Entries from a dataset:
========================
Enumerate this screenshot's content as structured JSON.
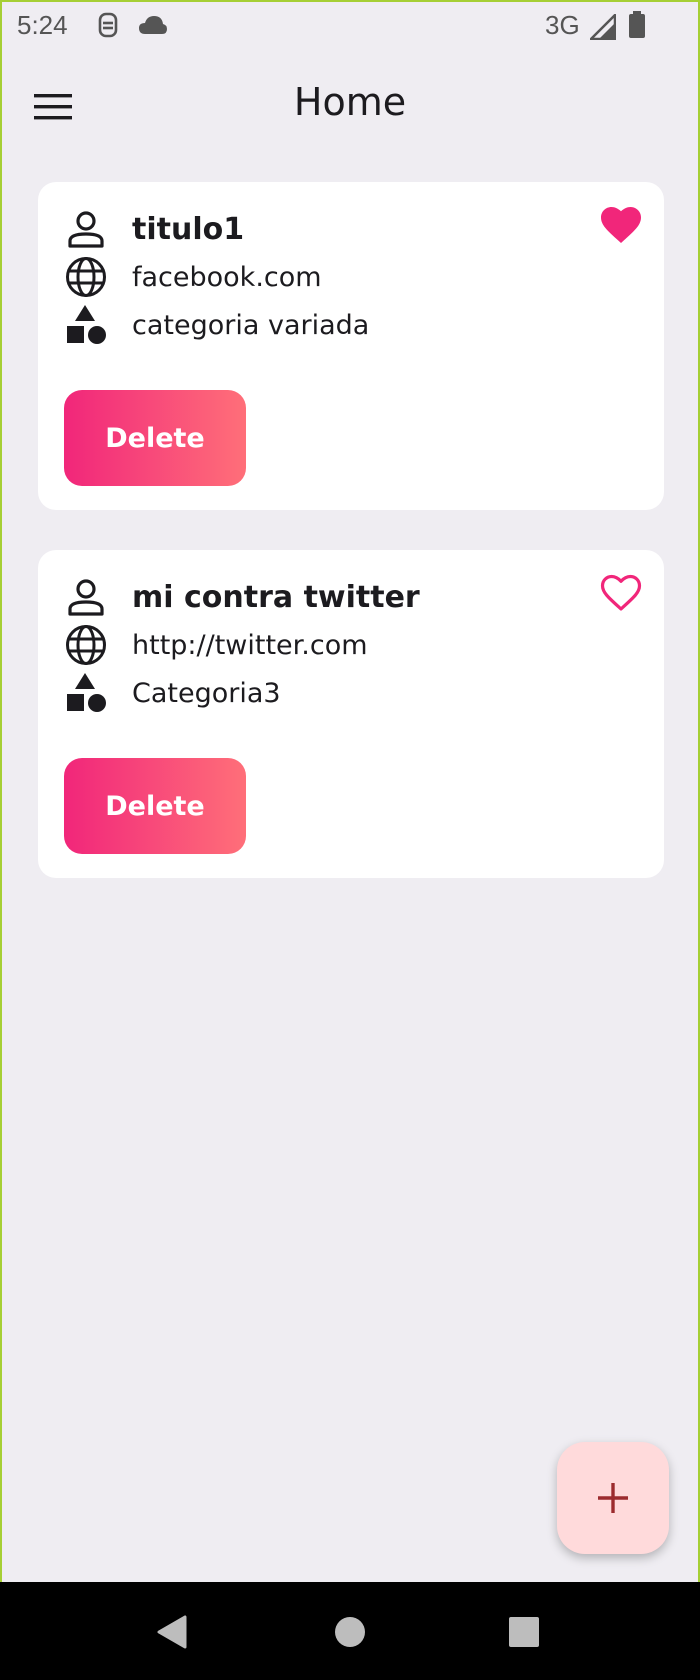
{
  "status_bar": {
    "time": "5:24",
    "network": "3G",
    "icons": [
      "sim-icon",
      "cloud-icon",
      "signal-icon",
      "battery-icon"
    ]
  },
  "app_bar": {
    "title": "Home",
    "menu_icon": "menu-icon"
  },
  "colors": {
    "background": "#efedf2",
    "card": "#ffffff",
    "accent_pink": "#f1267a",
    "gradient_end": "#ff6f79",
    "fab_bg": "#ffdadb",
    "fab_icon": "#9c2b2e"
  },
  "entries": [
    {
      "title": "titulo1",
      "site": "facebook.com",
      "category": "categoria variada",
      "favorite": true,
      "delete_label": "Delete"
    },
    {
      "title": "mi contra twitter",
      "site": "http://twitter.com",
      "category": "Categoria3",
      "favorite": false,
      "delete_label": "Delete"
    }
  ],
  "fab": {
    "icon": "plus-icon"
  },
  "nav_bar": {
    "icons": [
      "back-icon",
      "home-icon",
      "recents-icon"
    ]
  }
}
========================
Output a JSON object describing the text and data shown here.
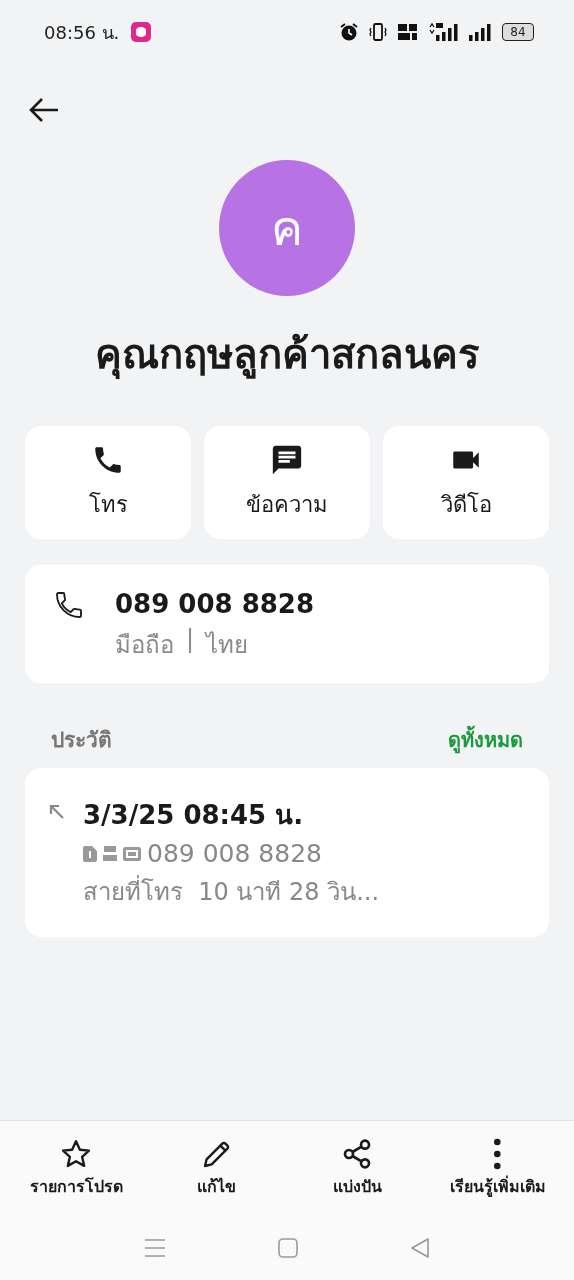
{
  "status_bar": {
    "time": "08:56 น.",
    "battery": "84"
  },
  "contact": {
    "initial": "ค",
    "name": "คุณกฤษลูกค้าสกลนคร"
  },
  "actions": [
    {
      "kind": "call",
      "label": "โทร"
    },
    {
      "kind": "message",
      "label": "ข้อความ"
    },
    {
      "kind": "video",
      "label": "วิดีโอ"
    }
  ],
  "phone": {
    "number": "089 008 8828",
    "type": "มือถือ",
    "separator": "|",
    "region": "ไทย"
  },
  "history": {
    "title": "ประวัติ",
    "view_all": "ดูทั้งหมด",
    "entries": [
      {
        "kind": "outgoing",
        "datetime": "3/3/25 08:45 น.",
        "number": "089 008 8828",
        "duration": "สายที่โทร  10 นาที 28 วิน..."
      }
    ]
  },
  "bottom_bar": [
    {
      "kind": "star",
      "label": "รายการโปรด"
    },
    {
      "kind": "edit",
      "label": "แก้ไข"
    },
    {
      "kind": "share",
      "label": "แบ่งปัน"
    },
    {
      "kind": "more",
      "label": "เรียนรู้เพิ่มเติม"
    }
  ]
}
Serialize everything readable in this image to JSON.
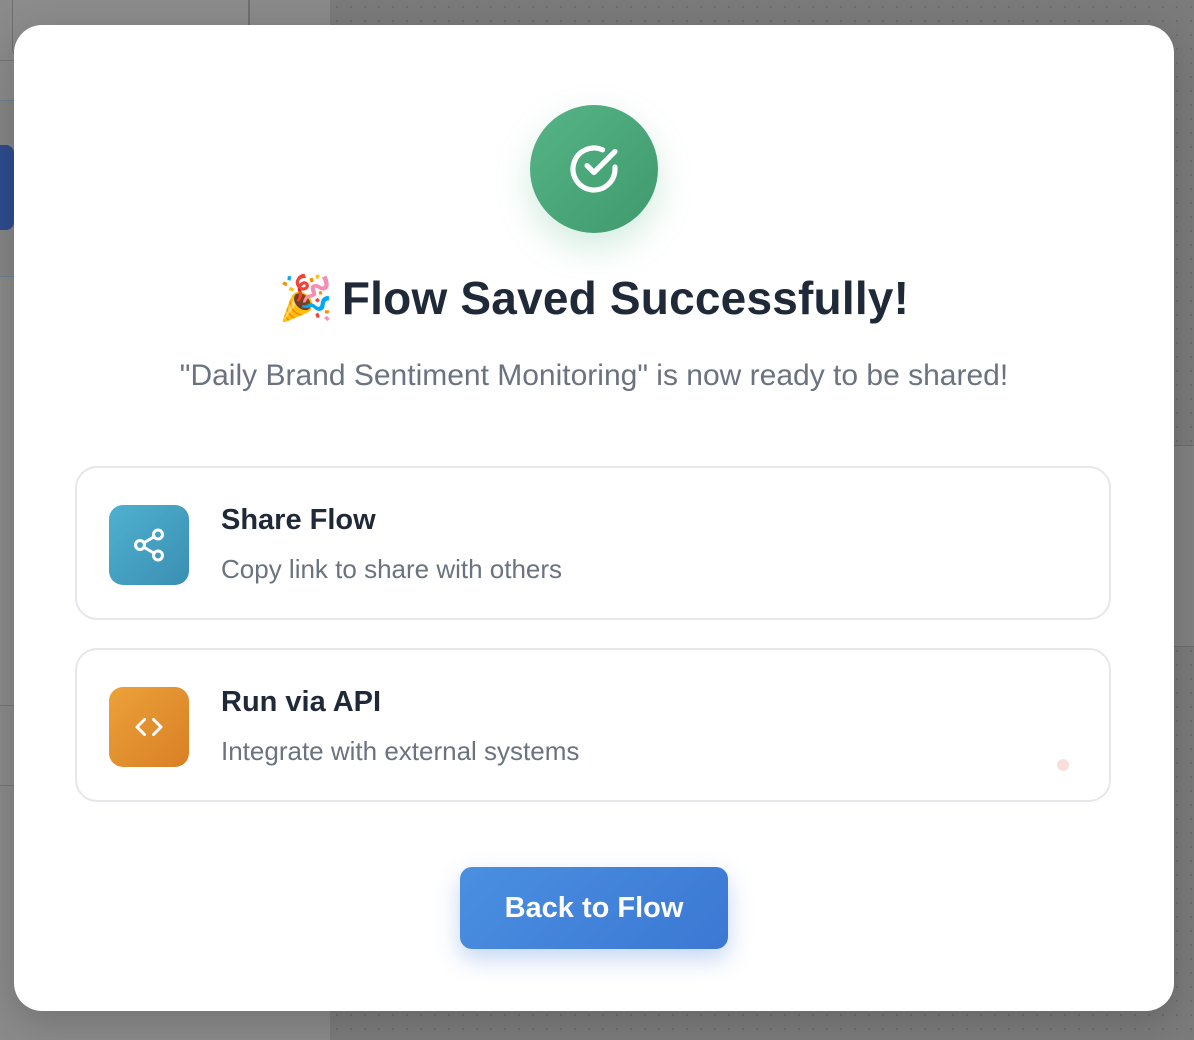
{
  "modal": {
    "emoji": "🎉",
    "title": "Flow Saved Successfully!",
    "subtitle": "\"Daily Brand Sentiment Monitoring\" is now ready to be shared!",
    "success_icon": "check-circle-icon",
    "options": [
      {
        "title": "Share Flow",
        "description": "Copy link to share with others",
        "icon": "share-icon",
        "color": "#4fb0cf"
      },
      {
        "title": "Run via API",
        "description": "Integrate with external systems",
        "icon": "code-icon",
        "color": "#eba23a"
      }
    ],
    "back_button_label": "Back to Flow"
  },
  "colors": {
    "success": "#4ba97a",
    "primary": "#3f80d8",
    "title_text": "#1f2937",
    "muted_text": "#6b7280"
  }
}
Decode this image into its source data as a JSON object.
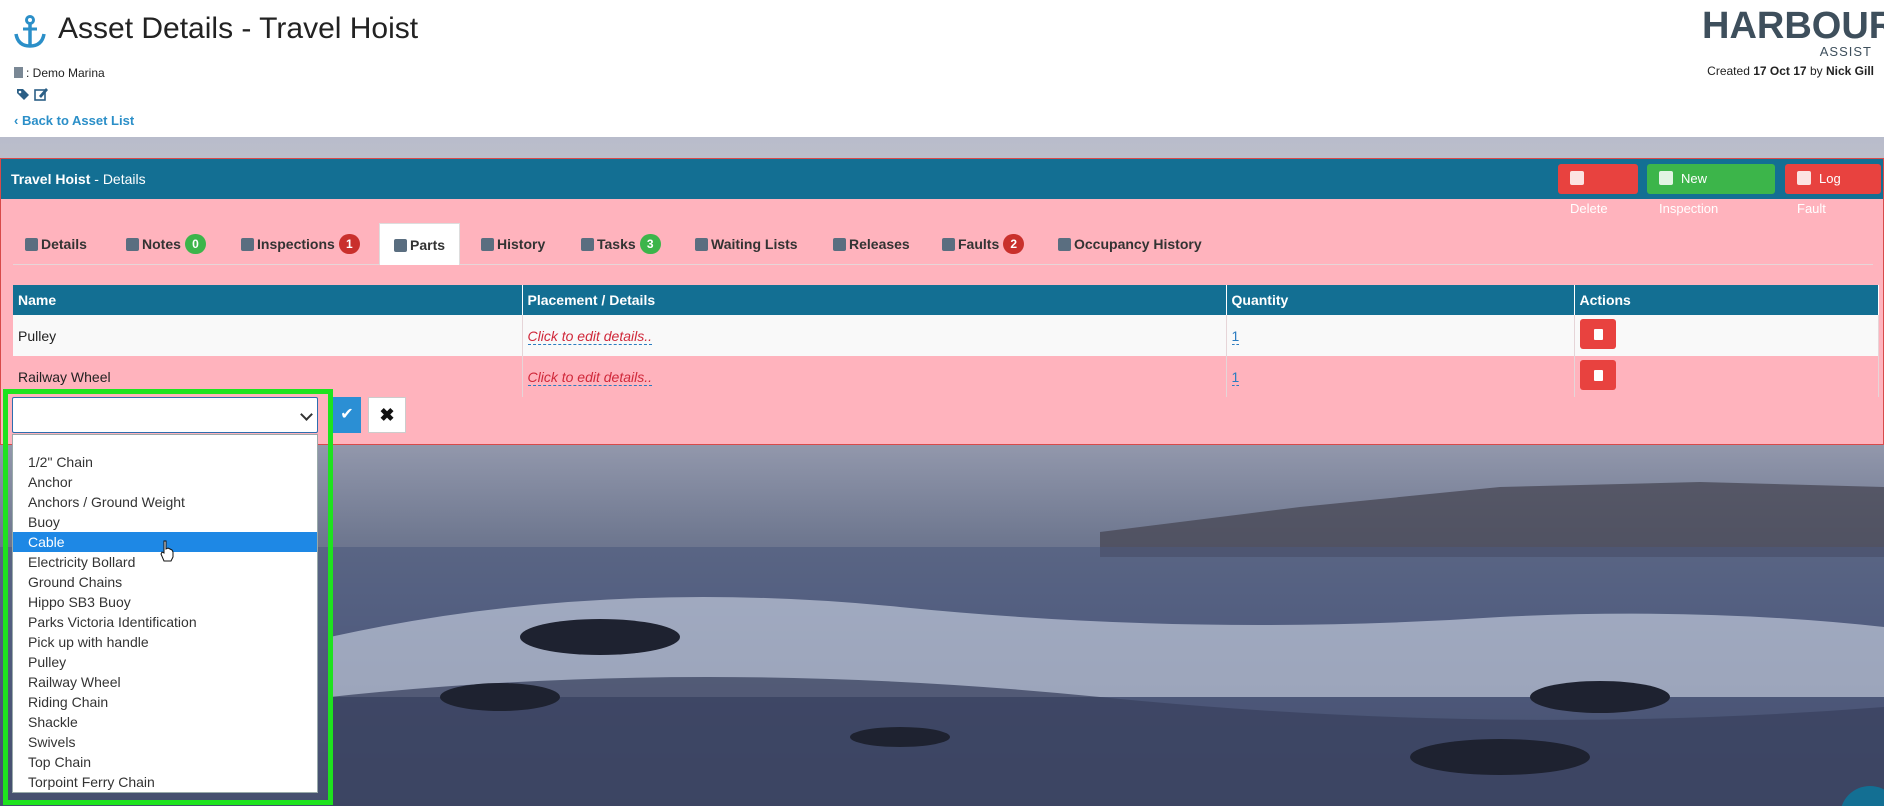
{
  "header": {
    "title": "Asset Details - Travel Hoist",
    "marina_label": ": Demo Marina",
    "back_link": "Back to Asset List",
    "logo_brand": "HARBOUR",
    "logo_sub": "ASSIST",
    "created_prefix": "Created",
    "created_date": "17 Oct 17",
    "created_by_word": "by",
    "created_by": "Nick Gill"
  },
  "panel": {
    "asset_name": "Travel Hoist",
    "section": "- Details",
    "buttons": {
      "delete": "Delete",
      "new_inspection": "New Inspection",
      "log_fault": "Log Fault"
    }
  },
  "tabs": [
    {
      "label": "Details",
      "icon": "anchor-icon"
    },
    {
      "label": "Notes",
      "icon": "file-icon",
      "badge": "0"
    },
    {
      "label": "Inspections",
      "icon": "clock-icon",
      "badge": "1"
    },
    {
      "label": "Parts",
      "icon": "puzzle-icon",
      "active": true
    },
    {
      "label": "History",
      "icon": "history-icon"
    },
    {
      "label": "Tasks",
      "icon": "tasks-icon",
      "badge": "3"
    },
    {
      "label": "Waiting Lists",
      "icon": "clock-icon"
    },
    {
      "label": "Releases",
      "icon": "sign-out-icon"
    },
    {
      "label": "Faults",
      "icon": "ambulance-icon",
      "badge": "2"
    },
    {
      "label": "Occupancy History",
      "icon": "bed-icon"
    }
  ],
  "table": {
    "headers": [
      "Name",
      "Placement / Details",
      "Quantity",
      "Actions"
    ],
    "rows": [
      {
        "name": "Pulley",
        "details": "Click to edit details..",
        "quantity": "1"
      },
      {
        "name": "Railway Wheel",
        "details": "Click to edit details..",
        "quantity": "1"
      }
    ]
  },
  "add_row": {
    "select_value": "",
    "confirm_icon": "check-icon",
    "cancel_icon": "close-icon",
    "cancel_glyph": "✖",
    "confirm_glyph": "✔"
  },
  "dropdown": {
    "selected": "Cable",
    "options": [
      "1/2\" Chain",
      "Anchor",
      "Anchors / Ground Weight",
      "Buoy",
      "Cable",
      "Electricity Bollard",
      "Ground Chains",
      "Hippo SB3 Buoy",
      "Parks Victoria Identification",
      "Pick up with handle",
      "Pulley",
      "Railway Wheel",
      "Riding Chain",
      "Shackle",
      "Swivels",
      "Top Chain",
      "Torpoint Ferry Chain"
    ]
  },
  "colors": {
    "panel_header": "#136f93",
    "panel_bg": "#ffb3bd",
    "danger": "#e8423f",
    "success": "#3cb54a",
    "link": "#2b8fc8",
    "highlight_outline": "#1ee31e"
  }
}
========================
_Exercise description_. Filter the entries and copy out every line with the word "number".

_Complete response_.
    "number": "089 008 8828",
        "number": "089 008 8828",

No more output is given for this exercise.